# Task details:
Find the string "that" in the records. Copy every line it appears in.

# Data excerpts:
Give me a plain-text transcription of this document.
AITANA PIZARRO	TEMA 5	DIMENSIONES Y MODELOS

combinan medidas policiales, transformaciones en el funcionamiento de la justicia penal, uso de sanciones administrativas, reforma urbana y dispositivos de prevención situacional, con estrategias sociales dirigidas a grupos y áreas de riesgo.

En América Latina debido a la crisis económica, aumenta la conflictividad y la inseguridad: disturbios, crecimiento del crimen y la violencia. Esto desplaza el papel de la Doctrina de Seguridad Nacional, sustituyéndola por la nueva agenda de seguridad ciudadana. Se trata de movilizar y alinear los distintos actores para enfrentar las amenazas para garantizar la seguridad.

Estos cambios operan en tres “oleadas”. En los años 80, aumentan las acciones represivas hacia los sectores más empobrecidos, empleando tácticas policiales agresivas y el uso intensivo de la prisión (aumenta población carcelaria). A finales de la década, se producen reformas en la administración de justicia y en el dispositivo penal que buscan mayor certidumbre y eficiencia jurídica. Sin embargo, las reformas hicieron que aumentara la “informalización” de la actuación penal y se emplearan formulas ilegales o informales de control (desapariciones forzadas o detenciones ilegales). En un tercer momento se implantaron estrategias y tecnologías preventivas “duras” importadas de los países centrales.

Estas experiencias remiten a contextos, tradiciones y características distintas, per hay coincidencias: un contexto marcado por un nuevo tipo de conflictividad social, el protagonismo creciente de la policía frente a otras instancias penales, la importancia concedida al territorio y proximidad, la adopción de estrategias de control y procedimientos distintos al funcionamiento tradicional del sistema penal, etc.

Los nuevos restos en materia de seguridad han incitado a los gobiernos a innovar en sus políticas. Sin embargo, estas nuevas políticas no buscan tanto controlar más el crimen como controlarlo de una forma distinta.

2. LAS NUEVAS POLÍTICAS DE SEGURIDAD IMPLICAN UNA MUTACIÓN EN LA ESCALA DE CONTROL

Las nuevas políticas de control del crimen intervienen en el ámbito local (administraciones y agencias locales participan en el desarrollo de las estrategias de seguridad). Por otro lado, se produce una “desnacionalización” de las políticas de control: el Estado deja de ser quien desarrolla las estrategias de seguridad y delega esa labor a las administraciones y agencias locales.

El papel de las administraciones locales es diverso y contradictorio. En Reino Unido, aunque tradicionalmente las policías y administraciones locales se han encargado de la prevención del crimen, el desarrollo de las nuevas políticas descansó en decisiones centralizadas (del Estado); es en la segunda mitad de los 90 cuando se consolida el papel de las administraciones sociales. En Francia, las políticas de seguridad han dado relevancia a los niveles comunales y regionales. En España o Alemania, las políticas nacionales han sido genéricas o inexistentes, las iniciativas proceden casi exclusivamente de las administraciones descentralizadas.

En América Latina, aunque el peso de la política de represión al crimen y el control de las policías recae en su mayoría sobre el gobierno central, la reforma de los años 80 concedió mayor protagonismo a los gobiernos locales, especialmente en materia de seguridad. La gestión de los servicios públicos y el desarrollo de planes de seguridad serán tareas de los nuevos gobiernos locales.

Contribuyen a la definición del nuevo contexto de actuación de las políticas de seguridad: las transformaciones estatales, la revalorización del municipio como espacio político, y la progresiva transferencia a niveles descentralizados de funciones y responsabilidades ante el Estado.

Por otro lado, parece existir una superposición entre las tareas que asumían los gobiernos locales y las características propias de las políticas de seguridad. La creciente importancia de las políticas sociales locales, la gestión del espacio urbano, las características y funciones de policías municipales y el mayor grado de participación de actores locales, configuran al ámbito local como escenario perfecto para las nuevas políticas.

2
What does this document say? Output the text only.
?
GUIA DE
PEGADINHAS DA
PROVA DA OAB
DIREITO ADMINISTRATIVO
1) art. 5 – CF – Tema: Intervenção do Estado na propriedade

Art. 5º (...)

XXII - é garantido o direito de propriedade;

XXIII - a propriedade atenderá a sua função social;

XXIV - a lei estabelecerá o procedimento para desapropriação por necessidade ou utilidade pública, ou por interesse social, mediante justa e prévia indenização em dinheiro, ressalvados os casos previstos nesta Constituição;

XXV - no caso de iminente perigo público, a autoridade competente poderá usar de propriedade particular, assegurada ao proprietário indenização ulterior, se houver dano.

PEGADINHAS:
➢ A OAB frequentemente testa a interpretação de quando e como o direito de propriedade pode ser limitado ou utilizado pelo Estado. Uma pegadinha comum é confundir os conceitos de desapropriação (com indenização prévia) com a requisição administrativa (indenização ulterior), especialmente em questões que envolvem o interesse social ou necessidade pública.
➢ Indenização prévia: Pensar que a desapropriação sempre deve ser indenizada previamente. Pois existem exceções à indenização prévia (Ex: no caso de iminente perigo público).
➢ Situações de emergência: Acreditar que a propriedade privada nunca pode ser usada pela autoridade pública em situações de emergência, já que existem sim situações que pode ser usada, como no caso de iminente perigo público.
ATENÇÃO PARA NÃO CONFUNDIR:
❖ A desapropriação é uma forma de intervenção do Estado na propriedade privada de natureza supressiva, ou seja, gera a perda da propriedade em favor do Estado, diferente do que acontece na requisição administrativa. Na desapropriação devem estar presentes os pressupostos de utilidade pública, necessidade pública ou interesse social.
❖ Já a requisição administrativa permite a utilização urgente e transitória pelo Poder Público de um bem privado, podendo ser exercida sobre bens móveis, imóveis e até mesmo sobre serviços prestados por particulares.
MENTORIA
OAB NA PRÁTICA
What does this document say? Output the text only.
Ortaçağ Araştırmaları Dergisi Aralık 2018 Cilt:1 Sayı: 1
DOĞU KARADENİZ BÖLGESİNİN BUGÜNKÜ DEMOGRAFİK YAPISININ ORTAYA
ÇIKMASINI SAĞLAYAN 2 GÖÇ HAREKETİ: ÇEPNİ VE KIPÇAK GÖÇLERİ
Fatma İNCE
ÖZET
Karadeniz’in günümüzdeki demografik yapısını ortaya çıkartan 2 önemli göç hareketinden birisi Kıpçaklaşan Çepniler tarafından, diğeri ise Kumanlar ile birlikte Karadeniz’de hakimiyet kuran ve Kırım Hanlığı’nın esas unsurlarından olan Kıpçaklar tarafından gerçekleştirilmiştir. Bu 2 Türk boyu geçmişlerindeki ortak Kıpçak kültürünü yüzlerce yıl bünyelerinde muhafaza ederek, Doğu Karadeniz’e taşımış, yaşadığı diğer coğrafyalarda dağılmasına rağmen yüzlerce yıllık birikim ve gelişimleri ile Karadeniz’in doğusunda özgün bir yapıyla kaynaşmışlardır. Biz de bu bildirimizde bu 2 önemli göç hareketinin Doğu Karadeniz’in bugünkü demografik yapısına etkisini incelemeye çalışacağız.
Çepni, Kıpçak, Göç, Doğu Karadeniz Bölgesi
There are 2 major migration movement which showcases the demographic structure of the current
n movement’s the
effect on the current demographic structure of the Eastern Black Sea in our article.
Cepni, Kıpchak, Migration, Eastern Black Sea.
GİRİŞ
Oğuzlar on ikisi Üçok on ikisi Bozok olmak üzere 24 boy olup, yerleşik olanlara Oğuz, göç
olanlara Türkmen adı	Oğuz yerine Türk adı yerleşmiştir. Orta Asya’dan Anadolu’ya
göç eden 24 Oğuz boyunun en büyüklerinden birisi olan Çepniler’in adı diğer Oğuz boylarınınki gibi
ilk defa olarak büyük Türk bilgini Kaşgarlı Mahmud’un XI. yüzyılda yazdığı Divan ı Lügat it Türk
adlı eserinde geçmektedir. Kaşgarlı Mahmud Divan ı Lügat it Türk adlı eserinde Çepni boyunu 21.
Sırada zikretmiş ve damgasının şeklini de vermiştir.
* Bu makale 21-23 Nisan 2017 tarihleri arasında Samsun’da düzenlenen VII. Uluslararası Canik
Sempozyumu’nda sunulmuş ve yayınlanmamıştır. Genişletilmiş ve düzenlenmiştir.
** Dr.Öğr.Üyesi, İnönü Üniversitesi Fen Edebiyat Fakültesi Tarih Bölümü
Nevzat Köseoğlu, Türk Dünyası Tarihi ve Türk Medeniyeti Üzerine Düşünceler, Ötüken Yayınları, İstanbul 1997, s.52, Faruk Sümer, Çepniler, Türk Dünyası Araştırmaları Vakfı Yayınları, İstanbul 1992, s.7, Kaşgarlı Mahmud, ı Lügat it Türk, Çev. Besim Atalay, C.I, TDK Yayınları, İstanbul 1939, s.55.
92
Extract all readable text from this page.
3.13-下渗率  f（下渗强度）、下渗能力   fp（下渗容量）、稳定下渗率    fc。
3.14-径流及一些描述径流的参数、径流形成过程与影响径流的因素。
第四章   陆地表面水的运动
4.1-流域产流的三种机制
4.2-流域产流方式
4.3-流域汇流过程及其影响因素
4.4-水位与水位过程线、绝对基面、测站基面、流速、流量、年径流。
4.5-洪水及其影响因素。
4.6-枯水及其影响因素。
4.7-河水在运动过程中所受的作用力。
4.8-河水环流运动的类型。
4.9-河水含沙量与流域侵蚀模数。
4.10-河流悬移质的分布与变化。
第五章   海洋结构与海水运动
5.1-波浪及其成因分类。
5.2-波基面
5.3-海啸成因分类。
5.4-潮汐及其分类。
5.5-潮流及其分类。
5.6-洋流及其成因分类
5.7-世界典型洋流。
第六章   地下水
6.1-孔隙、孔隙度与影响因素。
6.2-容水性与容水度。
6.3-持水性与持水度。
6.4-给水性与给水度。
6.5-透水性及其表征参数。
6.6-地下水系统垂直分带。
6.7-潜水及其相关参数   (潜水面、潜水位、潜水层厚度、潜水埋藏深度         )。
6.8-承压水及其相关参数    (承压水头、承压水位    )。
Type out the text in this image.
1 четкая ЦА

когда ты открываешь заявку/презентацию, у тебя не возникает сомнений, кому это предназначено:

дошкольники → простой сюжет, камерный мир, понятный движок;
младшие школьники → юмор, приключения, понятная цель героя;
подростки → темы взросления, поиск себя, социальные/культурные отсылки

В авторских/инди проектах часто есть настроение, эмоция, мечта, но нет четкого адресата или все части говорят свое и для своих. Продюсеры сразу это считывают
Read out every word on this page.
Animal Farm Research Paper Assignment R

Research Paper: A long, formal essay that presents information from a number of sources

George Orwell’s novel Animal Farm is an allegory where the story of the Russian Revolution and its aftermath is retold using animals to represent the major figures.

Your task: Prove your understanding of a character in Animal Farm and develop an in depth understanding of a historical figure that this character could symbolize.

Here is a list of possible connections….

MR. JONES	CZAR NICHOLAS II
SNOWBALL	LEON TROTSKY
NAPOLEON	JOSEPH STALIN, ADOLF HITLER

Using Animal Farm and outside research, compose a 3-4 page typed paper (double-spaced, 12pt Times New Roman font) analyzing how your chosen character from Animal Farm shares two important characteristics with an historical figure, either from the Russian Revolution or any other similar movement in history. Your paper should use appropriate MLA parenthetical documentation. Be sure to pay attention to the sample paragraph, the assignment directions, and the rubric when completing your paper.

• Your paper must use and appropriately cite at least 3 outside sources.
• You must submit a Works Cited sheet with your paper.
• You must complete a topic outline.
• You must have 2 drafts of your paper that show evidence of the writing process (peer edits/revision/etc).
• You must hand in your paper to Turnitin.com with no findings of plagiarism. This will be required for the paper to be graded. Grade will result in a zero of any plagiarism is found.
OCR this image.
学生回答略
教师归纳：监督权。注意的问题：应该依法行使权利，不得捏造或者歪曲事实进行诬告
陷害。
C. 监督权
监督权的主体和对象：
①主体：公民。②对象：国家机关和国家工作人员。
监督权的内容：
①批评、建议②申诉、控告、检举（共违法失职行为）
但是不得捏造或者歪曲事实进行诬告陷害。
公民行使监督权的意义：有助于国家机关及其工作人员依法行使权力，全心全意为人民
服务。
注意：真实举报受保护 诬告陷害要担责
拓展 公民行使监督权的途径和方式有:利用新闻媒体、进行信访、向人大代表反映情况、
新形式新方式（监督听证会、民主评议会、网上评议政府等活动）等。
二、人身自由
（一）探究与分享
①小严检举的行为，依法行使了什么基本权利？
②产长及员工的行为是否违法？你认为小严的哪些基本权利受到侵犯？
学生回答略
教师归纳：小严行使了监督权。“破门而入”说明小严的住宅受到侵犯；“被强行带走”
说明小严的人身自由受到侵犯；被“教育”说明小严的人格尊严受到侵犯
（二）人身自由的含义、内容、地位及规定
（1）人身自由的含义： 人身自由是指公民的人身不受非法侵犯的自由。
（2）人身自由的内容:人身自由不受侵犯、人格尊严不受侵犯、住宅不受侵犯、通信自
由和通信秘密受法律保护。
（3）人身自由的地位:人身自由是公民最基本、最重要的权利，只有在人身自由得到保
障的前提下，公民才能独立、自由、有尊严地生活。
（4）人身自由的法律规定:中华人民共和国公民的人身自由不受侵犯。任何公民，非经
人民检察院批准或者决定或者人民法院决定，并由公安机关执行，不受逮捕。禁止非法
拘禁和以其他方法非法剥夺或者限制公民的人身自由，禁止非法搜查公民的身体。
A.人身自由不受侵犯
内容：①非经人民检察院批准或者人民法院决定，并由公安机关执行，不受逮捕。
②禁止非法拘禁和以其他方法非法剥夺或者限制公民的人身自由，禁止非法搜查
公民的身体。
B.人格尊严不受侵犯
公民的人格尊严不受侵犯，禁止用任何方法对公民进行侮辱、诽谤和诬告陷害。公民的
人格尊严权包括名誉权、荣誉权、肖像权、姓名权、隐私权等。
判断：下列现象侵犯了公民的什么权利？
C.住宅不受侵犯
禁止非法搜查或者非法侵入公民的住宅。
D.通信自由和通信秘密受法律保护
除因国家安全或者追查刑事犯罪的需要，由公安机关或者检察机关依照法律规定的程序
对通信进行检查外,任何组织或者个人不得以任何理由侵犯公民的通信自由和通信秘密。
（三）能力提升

# Answer for the task:
Research Paper: A long, formal essay that presents information from a number of sources
Your task: Prove your understanding of a character in Animal Farm and develop an in depth understanding of a historical figure that this character could symbolize.
• You must have 2 drafts of your paper that show evidence of the writing process (peer edits/revision/etc).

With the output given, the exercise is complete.